Do this: For every line in the records that has the word "Primární", make a copy.

Extracted data entries:
◇ ◇ ◇ ◇
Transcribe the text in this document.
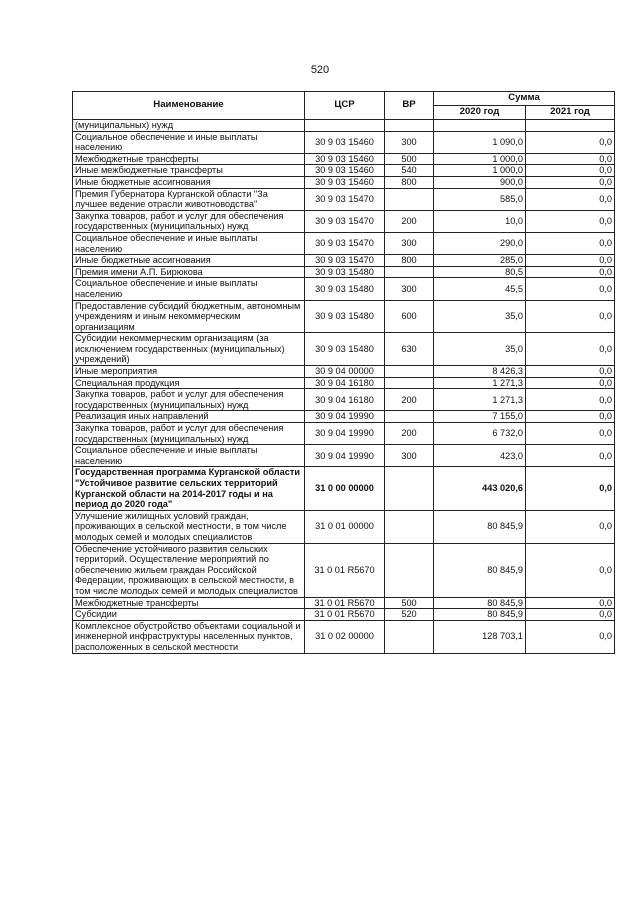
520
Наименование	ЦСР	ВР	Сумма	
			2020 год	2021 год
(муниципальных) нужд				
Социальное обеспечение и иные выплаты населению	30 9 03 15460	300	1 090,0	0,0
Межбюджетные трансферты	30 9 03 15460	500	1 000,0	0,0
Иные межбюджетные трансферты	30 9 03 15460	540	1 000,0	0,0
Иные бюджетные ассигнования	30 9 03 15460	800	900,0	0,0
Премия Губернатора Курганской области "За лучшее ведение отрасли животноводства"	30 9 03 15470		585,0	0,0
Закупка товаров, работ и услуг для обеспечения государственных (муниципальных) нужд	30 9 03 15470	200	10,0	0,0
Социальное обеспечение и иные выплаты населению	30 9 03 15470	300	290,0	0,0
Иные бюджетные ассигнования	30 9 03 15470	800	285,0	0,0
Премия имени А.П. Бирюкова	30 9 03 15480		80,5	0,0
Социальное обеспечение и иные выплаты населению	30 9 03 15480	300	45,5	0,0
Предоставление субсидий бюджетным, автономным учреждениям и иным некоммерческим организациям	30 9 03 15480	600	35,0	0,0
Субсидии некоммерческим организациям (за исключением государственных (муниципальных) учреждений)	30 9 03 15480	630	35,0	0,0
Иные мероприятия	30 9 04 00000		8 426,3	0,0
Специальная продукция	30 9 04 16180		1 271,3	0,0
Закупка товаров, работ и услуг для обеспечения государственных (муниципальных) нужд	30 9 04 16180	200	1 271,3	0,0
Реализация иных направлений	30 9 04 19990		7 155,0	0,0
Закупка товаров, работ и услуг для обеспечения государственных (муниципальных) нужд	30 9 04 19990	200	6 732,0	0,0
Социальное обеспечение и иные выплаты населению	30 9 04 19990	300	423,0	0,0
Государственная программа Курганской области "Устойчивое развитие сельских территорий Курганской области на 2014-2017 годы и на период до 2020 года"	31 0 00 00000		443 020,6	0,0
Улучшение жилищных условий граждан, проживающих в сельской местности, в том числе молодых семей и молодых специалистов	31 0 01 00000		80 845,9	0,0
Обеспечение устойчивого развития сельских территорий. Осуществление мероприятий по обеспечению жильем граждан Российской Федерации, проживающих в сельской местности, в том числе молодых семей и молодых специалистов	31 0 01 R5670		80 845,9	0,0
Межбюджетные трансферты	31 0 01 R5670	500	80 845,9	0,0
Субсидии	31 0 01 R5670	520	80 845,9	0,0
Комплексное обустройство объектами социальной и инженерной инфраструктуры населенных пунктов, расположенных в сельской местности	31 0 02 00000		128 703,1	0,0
◇ ◇ ◇ ◇
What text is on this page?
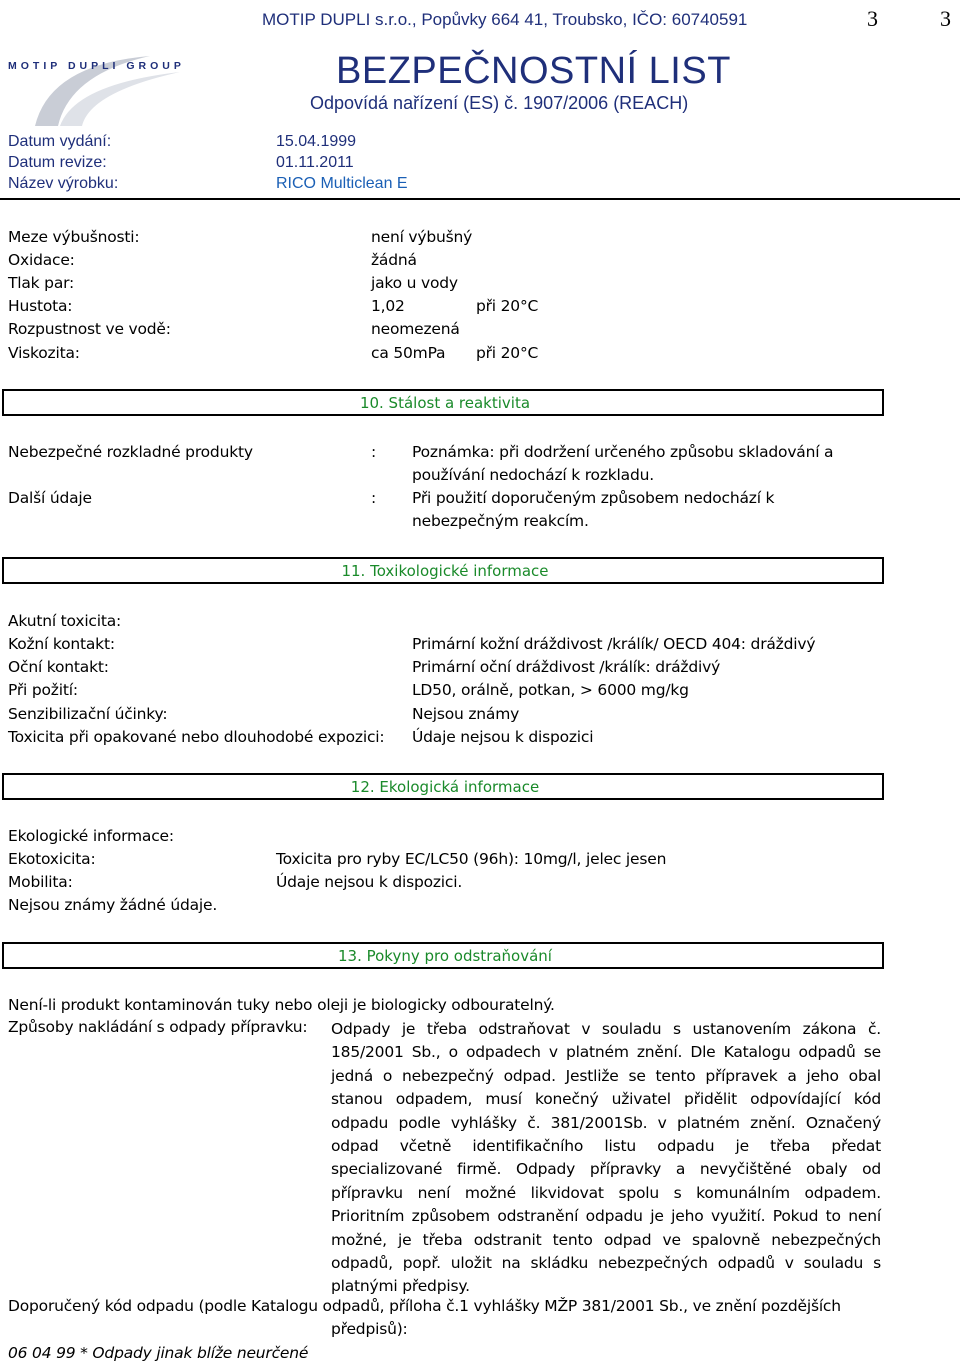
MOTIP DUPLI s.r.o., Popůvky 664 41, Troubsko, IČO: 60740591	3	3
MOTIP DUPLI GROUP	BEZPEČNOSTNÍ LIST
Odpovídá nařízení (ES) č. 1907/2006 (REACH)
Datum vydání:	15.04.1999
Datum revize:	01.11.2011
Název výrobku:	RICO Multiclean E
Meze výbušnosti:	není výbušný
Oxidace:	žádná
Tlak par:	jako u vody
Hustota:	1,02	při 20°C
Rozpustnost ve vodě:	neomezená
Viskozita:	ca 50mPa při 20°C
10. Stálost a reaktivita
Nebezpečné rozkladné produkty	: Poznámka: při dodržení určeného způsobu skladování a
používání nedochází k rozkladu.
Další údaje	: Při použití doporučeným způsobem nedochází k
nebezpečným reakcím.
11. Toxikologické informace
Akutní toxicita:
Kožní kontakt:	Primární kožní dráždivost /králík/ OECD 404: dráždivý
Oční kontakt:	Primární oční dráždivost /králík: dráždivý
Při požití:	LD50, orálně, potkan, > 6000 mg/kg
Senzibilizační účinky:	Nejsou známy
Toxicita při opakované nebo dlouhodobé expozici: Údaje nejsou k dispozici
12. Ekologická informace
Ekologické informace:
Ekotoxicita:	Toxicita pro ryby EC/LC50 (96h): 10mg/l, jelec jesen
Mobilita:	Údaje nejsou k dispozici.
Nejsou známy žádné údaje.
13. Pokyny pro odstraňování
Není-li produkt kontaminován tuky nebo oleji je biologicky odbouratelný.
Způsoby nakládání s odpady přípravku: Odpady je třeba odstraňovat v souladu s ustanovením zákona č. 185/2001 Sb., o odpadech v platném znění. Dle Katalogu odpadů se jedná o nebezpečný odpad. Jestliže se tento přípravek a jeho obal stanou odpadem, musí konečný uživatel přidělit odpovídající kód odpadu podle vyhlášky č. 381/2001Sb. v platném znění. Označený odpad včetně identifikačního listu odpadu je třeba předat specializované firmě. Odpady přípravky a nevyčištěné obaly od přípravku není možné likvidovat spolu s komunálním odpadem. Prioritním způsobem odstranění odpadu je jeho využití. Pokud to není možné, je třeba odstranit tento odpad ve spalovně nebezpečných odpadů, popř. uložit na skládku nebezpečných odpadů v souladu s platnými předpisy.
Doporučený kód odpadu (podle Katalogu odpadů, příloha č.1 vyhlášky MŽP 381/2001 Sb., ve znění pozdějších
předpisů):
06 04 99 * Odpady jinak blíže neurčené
◇ ◇ ◇ ◇
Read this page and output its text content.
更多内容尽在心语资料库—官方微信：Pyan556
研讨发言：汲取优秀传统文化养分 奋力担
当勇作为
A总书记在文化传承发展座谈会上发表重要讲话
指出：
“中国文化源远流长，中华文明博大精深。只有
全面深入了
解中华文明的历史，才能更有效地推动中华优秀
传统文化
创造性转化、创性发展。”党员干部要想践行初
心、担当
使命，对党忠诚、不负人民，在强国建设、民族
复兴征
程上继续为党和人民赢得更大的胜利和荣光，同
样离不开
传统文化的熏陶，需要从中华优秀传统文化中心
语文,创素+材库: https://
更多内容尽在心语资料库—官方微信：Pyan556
◇ ◇ ◇ ◇
Finished exercise:
Kožní kontakt:	Primární kožní dráždivost /králík/ OECD 404: dráždivý
Oční kontakt:	Primární oční dráždivost /králík: dráždivý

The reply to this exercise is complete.